» Data records
--

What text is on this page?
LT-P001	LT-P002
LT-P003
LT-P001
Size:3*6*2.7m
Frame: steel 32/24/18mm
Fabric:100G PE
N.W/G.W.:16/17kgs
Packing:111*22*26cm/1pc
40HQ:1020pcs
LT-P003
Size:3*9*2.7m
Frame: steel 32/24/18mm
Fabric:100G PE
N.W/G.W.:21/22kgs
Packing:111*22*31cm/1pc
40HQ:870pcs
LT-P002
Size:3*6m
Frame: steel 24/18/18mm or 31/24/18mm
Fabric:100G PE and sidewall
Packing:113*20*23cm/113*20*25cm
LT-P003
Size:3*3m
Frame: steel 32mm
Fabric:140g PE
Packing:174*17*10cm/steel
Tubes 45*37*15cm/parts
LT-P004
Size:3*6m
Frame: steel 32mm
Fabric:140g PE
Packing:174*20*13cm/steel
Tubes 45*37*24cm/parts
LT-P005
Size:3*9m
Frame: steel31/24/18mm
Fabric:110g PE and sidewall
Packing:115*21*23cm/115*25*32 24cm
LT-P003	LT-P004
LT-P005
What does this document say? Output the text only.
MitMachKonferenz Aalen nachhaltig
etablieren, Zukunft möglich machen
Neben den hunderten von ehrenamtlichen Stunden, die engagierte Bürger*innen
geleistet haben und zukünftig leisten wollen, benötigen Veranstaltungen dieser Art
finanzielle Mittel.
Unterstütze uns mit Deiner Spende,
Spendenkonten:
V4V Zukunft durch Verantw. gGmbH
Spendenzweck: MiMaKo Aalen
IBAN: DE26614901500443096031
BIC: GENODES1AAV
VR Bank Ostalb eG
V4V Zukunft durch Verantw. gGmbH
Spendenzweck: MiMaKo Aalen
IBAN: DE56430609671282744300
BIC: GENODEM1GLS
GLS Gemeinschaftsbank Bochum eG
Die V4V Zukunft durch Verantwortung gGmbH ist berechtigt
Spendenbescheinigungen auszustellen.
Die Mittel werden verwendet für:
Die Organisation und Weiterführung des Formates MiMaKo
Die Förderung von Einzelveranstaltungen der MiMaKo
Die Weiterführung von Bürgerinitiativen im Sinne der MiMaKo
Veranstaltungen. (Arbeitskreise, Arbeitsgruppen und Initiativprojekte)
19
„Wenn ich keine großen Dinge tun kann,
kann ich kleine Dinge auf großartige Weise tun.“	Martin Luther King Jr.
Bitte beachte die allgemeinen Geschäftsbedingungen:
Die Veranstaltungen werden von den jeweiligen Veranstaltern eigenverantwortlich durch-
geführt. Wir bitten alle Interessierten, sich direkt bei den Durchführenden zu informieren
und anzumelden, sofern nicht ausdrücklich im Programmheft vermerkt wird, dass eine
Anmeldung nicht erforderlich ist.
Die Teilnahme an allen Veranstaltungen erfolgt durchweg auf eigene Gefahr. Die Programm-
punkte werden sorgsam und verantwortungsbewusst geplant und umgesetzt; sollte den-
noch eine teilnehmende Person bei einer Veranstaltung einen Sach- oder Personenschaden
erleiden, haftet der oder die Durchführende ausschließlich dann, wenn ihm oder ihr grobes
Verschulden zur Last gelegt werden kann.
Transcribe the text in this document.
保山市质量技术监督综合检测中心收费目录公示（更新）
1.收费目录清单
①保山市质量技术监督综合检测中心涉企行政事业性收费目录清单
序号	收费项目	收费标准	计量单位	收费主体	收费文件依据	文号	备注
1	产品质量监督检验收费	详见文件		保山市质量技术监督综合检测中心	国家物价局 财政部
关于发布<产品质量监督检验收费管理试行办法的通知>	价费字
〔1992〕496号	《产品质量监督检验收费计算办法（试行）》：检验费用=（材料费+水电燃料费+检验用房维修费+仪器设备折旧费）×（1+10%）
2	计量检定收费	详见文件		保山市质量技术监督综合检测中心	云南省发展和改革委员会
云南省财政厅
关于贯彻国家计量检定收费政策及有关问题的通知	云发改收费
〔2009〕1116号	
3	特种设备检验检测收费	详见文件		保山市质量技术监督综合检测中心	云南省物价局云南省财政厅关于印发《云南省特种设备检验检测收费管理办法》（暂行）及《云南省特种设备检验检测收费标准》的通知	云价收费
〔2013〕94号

--

» What is needed
Pick out each line in the material containing "Size".

» Answer to the exercise
Size:3*6*2.7m
Size:3*9*2.7m
Size:3*6m
Size:3*3m
Size:3*6m
Size:3*9m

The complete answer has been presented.